Reproduce the listing below in its entirety. Change nothing.

####################

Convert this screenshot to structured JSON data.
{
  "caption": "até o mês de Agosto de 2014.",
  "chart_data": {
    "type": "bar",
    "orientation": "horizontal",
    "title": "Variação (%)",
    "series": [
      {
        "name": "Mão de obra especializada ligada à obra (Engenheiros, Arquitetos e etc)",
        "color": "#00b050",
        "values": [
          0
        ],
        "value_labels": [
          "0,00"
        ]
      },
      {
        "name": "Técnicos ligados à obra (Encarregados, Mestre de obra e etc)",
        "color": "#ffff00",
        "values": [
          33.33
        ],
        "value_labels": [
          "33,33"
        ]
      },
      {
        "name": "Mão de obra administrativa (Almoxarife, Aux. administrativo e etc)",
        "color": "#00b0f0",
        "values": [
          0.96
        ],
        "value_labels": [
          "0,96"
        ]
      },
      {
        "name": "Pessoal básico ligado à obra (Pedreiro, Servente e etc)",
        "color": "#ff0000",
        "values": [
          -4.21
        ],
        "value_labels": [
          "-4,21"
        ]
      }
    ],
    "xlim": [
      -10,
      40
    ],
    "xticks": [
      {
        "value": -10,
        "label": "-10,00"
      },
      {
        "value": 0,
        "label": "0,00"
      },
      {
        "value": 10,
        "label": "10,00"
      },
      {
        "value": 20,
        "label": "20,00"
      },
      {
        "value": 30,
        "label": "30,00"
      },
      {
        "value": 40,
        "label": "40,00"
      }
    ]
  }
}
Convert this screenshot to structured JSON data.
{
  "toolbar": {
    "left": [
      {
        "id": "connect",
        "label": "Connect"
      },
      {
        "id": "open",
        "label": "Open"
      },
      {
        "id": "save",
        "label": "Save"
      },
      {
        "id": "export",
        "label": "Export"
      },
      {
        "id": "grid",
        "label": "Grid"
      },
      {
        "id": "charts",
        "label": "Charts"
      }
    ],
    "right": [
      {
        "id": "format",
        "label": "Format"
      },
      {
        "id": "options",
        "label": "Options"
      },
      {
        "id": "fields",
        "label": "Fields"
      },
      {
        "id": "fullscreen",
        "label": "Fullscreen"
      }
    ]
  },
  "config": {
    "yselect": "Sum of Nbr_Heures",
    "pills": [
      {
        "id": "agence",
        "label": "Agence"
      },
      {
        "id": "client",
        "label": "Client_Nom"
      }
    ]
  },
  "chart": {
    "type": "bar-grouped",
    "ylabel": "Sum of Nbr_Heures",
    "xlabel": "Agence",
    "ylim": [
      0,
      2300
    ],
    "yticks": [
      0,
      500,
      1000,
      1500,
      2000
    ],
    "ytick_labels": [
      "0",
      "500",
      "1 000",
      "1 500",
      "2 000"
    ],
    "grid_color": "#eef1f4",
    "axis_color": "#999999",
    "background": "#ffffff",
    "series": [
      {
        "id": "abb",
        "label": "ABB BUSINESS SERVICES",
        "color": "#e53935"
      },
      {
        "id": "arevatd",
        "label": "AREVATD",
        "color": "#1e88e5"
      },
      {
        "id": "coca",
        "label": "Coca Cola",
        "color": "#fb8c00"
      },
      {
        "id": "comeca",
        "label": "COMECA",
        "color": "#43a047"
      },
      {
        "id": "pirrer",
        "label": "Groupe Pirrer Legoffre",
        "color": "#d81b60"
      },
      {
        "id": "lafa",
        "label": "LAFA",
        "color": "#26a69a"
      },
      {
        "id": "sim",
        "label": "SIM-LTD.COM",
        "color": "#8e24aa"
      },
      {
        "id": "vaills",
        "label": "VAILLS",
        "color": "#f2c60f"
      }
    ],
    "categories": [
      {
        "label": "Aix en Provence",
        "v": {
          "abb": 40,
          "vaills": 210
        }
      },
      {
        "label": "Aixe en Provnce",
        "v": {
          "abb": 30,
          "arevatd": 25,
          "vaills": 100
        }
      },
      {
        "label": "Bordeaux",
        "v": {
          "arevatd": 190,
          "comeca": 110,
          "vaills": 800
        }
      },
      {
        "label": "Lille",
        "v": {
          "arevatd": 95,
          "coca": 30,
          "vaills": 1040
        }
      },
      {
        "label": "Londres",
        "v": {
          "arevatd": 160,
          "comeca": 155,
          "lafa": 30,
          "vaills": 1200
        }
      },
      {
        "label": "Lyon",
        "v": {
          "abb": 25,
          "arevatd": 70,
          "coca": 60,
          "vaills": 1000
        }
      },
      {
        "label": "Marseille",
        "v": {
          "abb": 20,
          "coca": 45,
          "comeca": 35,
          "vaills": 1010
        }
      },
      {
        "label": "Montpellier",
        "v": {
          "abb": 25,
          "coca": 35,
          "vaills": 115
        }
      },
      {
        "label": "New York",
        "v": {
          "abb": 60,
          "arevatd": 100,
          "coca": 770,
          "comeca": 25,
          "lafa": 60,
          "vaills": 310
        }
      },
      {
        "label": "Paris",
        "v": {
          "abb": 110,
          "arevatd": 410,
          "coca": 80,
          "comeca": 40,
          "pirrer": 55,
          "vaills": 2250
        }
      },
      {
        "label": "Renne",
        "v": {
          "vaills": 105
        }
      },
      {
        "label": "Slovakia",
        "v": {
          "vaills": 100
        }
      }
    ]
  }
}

####################

* [SOLUTION FOR THIS TASK]:
Convert this screenshot to structured JSON data.
{
  "caption": "até o mês de Agosto de 2014.",
  "chart_data": {
    "type": "bar",
    "orientation": "horizontal",
    "title": "Variação (%)",
    "series": [
      {
        "name": "Mão de obra especializada ligada à obra (Engenheiros, Arquitetos e etc)",
        "color": "#00b050",
        "values": [
          0
        ],
        "value_labels": [
          "0,00"
        ]
      },
      {
        "name": "Técnicos ligados à obra (Encarregados, Mestre de obra e etc)",
        "color": "#ffff00",
        "values": [
          33.33
        ],
        "value_labels": [
          "33,33"
        ]
      },
      {
        "name": "Mão de obra administrativa (Almoxarife, Aux. administrativo e etc)",
        "color": "#00b0f0",
        "values": [
          0.96
        ],
        "value_labels": [
          "0,96"
        ]
      },
      {
        "name": "Pessoal básico ligado à obra (Pedreiro, Servente e etc)",
        "color": "#ff0000",
        "values": [
          -4.21
        ],
        "value_labels": [
          "-4,21"
        ]
      }
    ],
    "xlim": [
      -10,
      40
    ],
    "xticks": [
      {
        "value": -10,
        "label": "-10,00"
      },
      {
        "value": 0,
        "label": "0,00"
      },
      {
        "value": 10,
        "label": "10,00"
      },
      {
        "value": 20,
        "label": "20,00"
      },
      {
        "value": 30,
        "label": "30,00"
      },
      {
        "value": 40,
        "label": "40,00"
      }
    ]
  }
}
Convert this screenshot to structured JSON data.
{
  "toolbar": {
    "left": [
      {
        "id": "connect",
        "label": "Connect"
      },
      {
        "id": "open",
        "label": "Open"
      },
      {
        "id": "save",
        "label": "Save"
      },
      {
        "id": "export",
        "label": "Export"
      },
      {
        "id": "grid",
        "label": "Grid"
      },
      {
        "id": "charts",
        "label": "Charts"
      }
    ],
    "right": [
      {
        "id": "format",
        "label": "Format"
      },
      {
        "id": "options",
        "label": "Options"
      },
      {
        "id": "fields",
        "label": "Fields"
      },
      {
        "id": "fullscreen",
        "label": "Fullscreen"
      }
    ]
  },
  "config": {
    "yselect": "Sum of Nbr_Heures",
    "pills": [
      {
        "id": "agence",
        "label": "Agence"
      },
      {
        "id": "client",
        "label": "Client_Nom"
      }
    ]
  },
  "chart": {
    "type": "bar-grouped",
    "ylabel": "Sum of Nbr_Heures",
    "xlabel": "Agence",
    "ylim": [
      0,
      2300
    ],
    "yticks": [
      0,
      500,
      1000,
      1500,
      2000
    ],
    "ytick_labels": [
      "0",
      "500",
      "1 000",
      "1 500",
      "2 000"
    ],
    "grid_color": "#eef1f4",
    "axis_color": "#999999",
    "background": "#ffffff",
    "series": [
      {
        "id": "abb",
        "label": "ABB BUSINESS SERVICES",
        "color": "#e53935"
      },
      {
        "id": "arevatd",
        "label": "AREVATD",
        "color": "#1e88e5"
      },
      {
        "id": "coca",
        "label": "Coca Cola",
        "color": "#fb8c00"
      },
      {
        "id": "comeca",
        "label": "COMECA",
        "color": "#43a047"
      },
      {
        "id": "pirrer",
        "label": "Groupe Pirrer Legoffre",
        "color": "#d81b60"
      },
      {
        "id": "lafa",
        "label": "LAFA",
        "color": "#26a69a"
      },
      {
        "id": "sim",
        "label": "SIM-LTD.COM",
        "color": "#8e24aa"
      },
      {
        "id": "vaills",
        "label": "VAILLS",
        "color": "#f2c60f"
      }
    ],
    "categories": [
      {
        "label": "Aix en Provence",
        "v": {
          "abb": 40,
          "vaills": 210
        }
      },
      {
        "label": "Aixe en Provnce",
        "v": {
          "abb": 30,
          "arevatd": 25,
          "vaills": 100
        }
      },
      {
        "label": "Bordeaux",
        "v": {
          "arevatd": 190,
          "comeca": 110,
          "vaills": 800
        }
      },
      {
        "label": "Lille",
        "v": {
          "arevatd": 95,
          "coca": 30,
          "vaills": 1040
        }
      },
      {
        "label": "Londres",
        "v": {
          "arevatd": 160,
          "comeca": 155,
          "lafa": 30,
          "vaills": 1200
        }
      },
      {
        "label": "Lyon",
        "v": {
          "abb": 25,
          "arevatd": 70,
          "coca": 60,
          "vaills": 1000
        }
      },
      {
        "label": "Marseille",
        "v": {
          "abb": 20,
          "coca": 45,
          "comeca": 35,
          "vaills": 1010
        }
      },
      {
        "label": "Montpellier",
        "v": {
          "abb": 25,
          "coca": 35,
          "vaills": 115
        }
      },
      {
        "label": "New York",
        "v": {
          "abb": 60,
          "arevatd": 100,
          "coca": 770,
          "comeca": 25,
          "lafa": 60,
          "vaills": 310
        }
      },
      {
        "label": "Paris",
        "v": {
          "abb": 110,
          "arevatd": 410,
          "coca": 80,
          "comeca": 40,
          "pirrer": 55,
          "vaills": 2250
        }
      },
      {
        "label": "Renne",
        "v": {
          "vaills": 105
        }
      },
      {
        "label": "Slovakia",
        "v": {
          "vaills": 100
        }
      }
    ]
  }
}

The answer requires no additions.